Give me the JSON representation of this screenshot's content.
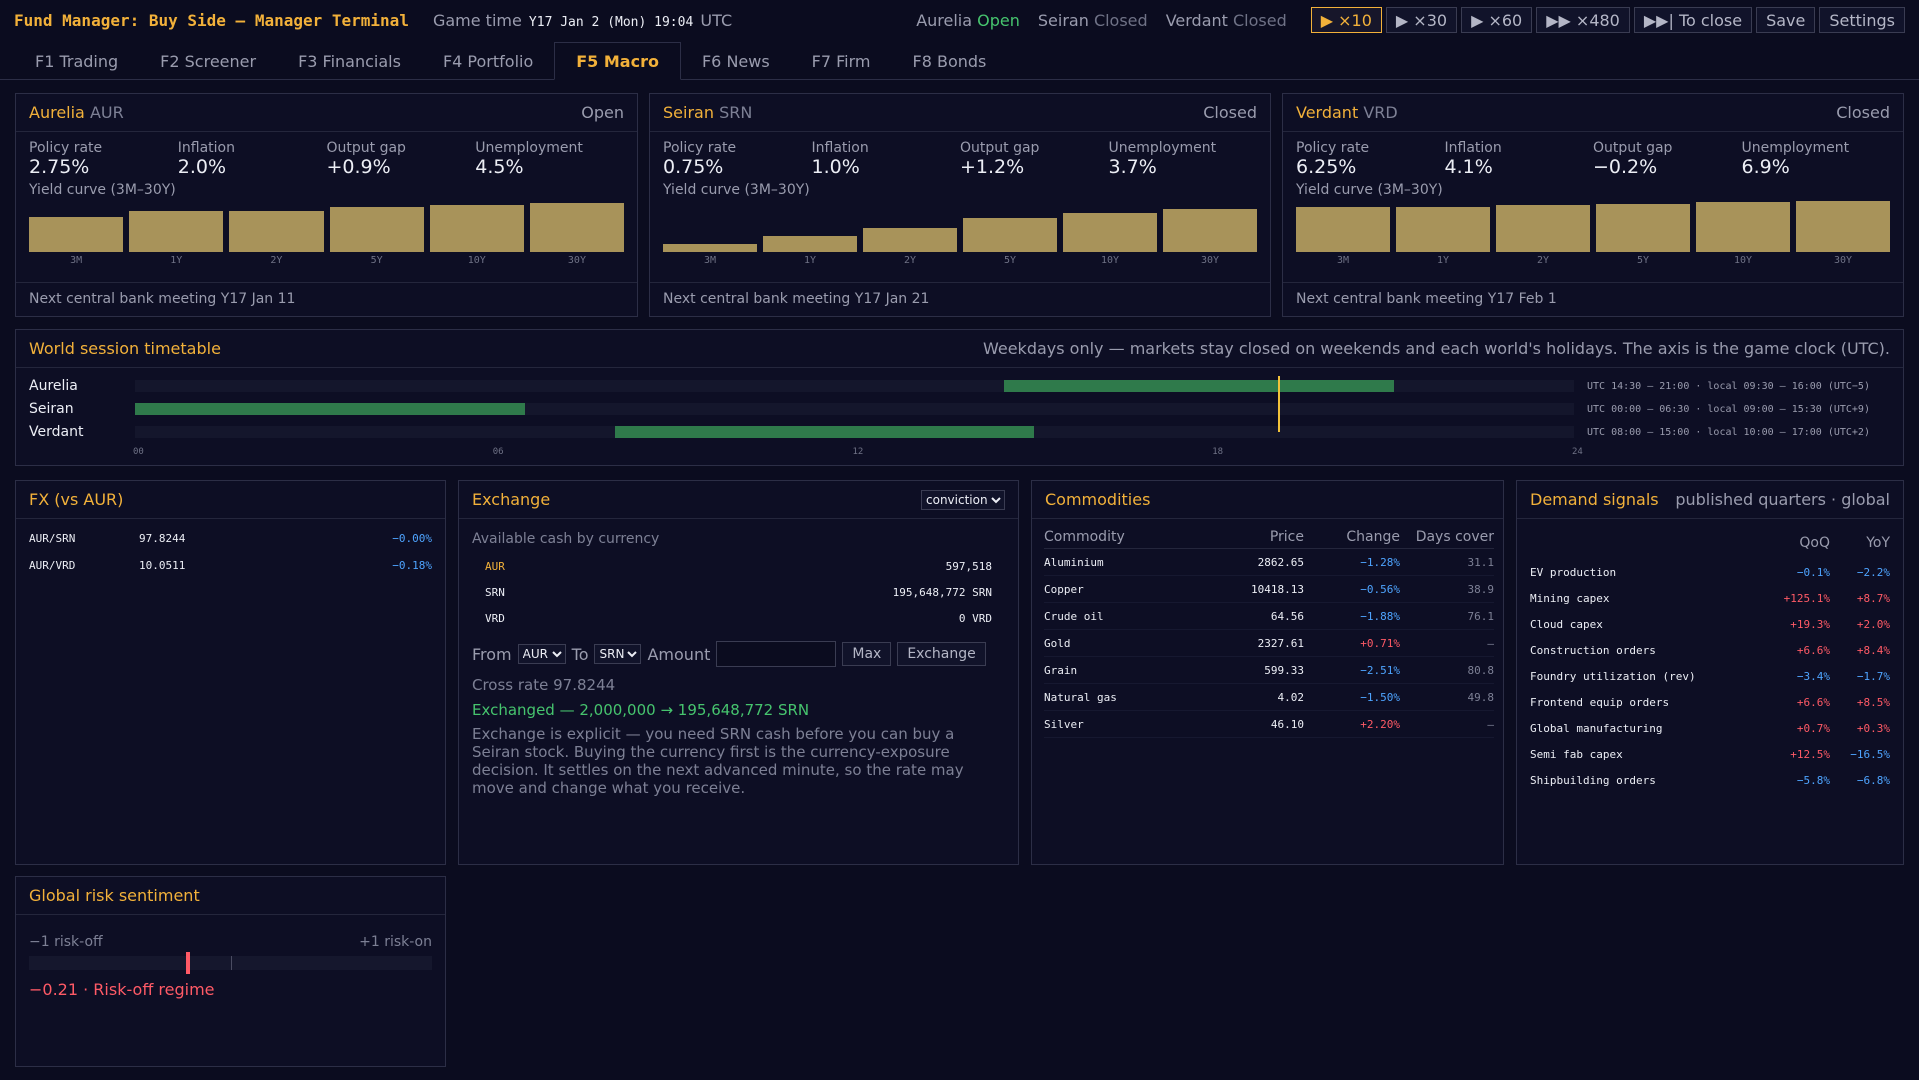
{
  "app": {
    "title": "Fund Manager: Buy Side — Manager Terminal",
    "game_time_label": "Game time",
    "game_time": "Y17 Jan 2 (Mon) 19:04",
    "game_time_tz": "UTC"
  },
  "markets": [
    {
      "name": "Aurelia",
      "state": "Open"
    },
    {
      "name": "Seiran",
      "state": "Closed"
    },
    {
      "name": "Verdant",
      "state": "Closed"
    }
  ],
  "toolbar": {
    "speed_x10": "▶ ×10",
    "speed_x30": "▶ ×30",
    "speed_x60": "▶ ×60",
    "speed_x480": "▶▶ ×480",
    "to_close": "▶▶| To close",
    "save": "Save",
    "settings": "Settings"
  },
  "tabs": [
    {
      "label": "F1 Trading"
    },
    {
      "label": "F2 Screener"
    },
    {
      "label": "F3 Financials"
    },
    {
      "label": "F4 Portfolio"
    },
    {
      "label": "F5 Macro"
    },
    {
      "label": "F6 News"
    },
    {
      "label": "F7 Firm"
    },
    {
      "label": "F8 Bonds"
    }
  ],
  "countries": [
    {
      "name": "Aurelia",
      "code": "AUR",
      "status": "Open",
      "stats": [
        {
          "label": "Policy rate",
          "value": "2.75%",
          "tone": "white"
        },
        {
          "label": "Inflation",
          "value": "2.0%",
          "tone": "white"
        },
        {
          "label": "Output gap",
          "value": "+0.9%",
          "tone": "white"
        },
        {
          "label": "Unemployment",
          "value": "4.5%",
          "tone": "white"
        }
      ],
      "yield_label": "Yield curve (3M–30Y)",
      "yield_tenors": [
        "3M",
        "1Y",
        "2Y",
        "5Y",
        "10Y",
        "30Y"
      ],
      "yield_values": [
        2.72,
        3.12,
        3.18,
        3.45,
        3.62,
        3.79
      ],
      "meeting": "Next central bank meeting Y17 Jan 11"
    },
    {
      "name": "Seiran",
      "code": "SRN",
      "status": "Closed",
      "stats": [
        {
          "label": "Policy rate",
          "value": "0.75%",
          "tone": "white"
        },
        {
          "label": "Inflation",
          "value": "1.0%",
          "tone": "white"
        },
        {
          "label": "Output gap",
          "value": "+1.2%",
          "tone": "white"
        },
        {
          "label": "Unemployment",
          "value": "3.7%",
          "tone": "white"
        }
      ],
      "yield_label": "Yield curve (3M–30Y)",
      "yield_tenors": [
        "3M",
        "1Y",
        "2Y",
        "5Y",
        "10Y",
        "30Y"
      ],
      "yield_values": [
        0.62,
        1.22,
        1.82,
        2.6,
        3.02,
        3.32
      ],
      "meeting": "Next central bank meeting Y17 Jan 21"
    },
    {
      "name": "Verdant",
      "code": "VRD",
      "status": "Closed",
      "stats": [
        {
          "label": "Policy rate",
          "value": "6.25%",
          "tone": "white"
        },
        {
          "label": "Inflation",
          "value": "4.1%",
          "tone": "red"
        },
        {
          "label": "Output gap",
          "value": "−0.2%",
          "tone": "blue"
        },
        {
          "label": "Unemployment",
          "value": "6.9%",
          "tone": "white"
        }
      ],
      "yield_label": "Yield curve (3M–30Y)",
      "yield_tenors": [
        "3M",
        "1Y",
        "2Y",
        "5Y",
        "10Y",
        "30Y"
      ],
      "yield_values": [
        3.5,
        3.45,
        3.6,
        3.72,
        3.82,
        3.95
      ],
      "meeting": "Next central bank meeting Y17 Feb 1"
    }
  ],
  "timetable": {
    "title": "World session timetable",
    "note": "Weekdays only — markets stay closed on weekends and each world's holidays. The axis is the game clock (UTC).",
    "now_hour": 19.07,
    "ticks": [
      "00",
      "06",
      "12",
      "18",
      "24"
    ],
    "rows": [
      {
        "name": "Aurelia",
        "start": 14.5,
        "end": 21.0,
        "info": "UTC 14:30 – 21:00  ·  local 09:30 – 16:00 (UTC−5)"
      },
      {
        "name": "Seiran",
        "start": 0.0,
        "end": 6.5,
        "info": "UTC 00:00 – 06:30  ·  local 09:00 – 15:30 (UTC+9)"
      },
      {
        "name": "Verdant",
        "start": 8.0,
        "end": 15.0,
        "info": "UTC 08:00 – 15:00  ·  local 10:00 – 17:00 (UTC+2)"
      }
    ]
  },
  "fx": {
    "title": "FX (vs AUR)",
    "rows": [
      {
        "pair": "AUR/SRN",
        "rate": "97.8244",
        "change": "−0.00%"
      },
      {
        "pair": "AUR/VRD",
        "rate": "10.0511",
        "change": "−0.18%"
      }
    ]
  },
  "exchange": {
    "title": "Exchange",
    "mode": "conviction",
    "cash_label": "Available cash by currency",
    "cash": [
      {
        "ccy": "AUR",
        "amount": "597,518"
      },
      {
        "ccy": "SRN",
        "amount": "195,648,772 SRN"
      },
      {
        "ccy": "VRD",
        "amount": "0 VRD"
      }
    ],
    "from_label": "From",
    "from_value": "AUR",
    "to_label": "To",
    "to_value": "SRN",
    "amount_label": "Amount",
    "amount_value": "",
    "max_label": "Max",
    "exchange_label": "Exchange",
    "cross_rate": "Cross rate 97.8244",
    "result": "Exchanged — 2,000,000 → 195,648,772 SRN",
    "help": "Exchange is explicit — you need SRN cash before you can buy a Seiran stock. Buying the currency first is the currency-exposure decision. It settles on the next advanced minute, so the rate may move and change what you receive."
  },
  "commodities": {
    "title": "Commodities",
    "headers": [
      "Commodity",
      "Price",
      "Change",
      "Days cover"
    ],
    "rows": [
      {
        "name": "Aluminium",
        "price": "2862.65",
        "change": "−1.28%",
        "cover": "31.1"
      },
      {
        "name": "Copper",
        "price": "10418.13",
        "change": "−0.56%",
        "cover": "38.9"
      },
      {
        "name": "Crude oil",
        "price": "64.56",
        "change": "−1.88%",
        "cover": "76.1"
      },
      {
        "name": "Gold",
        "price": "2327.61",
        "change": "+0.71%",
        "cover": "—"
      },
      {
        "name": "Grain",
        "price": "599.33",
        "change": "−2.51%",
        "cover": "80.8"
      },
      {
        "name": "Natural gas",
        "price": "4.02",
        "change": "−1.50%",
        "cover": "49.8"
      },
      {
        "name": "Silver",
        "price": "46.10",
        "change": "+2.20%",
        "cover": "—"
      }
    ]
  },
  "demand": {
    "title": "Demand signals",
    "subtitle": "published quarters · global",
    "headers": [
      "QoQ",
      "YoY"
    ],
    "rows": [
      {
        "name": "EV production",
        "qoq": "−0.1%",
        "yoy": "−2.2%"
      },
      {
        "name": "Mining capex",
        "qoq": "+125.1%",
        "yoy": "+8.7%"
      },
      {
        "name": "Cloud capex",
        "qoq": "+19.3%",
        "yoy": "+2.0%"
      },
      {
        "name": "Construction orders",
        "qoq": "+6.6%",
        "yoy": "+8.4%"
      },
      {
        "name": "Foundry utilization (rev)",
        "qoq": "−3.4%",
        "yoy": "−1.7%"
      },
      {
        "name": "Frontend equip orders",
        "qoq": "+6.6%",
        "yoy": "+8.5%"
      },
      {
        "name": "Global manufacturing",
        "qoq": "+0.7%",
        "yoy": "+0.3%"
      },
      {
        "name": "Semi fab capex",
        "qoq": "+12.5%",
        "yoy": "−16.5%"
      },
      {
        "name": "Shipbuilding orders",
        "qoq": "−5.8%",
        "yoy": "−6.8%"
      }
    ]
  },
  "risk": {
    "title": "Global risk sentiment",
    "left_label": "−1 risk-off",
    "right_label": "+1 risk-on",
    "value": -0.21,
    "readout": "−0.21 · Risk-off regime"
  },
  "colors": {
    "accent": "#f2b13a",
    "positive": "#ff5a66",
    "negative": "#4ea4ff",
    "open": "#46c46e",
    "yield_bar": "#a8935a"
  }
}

◆ PROBLEM STATEMENT
Tell how many lines hold the string "orders", giving the number and nothing else.

◆ THE REPLY
3